■ **READING PASSAGE**
★ ★ ★ ★

The Geelong Football Club, nicknamed the Cats, is a professional Australian rules football club based in Geelong, Victoria, Australia. The club competes in the Australian Football League (AFL), the sport's premier competition, and are the 2022 reigning premiers.

The club formed in 1859, making it the second oldest club in the AFL after Melbourne and one of the oldest football clubs in the world.

In the 1860s, Geelong participated in a series of Challenge Cup competitions, and was a foundation member of both the Victorian Football Association (VFA) in 1877 and the Victorian Football League (VFL) in 1897, now the national AFL. The club won the Western District Challenge Cup in 1875, a then-record seven VFA premierships between 1878 and 1886, and six VFL premierships by 1963, after which it experienced a 44-year waiting period until it won its next premiership, a Grand Final-record 119-point victory in 2007. Geelong won a further three premierships in 2009, 2011 and 2022.

Geelong play most of their home games at Kardinia Park (known for sponsorship reasons as GMHBA Stadium) and play the remainder at the Melbourne Cricket Ground. Geelong's traditional guernsey colours are white with navy blue hoops. The club's nickname was first used in 1923 after a run of losses prompted a local cartoonist to suggest that the club needed a black cat to bring it good luck. Geelong also field teams in other competitions; a reserves men's team in the Victorian Football League (VFL), a senior women's team in the AFL Women's (AFLW) and a reserves women's team in the VFL Women's (VFLW) competitions. The club's official team song and anthem is "We Are Geelong".

★ ★ ★ ★

■ **Records**
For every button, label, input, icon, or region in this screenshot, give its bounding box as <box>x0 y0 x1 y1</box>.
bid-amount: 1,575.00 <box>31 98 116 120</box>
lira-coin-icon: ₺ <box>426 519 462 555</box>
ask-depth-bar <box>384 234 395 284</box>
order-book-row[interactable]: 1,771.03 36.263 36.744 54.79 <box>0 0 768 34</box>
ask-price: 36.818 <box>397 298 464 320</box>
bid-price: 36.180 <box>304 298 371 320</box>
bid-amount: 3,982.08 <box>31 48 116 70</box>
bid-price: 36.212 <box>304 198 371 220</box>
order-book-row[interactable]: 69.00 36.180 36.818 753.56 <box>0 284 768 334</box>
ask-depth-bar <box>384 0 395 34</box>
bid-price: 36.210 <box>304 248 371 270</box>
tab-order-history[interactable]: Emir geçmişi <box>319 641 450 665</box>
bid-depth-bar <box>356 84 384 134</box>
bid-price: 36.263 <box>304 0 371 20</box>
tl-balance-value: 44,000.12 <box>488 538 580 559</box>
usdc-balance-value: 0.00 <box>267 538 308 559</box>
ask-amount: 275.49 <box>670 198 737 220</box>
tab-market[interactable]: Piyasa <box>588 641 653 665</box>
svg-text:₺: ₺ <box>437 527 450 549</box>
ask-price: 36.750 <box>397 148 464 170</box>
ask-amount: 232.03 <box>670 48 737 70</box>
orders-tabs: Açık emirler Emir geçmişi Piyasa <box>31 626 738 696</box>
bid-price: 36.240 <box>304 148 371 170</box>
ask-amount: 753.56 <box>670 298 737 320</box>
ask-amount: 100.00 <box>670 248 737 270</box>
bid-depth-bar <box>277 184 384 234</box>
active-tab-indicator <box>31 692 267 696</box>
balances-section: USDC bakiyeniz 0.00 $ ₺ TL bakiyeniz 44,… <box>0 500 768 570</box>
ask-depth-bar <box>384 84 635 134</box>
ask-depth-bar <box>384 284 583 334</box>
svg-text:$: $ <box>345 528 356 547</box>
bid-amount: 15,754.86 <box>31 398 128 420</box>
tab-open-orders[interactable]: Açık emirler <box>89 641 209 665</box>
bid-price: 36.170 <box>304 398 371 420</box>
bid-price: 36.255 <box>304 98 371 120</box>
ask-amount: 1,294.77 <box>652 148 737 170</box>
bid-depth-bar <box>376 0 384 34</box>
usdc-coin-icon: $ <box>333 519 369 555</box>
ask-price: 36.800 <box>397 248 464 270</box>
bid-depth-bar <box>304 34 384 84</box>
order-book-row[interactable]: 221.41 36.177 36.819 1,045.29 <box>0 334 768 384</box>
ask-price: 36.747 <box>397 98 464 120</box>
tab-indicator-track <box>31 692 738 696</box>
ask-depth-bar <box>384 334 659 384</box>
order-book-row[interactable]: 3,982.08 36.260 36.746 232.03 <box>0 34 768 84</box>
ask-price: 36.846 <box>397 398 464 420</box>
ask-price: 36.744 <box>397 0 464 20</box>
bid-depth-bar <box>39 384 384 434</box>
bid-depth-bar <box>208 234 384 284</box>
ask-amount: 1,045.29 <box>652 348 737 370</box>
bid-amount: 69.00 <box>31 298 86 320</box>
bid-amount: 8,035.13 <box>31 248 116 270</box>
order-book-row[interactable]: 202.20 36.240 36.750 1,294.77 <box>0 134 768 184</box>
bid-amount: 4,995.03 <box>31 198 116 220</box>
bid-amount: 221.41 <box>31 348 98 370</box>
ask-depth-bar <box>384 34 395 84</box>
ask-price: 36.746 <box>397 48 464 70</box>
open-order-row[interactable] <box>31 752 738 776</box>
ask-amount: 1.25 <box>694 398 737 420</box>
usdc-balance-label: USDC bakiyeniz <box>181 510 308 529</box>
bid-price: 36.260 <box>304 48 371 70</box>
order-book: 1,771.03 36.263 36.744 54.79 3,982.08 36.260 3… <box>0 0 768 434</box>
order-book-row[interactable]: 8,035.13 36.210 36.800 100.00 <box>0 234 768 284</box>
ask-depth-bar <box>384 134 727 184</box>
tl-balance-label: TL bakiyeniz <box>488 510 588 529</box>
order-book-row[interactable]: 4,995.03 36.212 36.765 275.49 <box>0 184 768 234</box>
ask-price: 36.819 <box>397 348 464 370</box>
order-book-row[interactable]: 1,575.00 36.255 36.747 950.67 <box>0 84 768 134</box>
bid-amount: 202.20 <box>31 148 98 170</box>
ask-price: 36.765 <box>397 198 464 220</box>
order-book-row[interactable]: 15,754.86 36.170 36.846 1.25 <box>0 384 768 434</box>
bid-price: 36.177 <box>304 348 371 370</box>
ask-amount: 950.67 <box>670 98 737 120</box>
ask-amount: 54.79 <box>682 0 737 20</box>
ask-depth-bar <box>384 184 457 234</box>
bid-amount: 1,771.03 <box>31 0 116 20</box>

★ ★ ★ ★

■ **PROBLEM TO WORK ON**
According to the text about the Geelong Football Club, in what year was the club's nickname first used? The material has no connection to the text about the Geelong Football Club.

■ **FINAL RESULT**
1923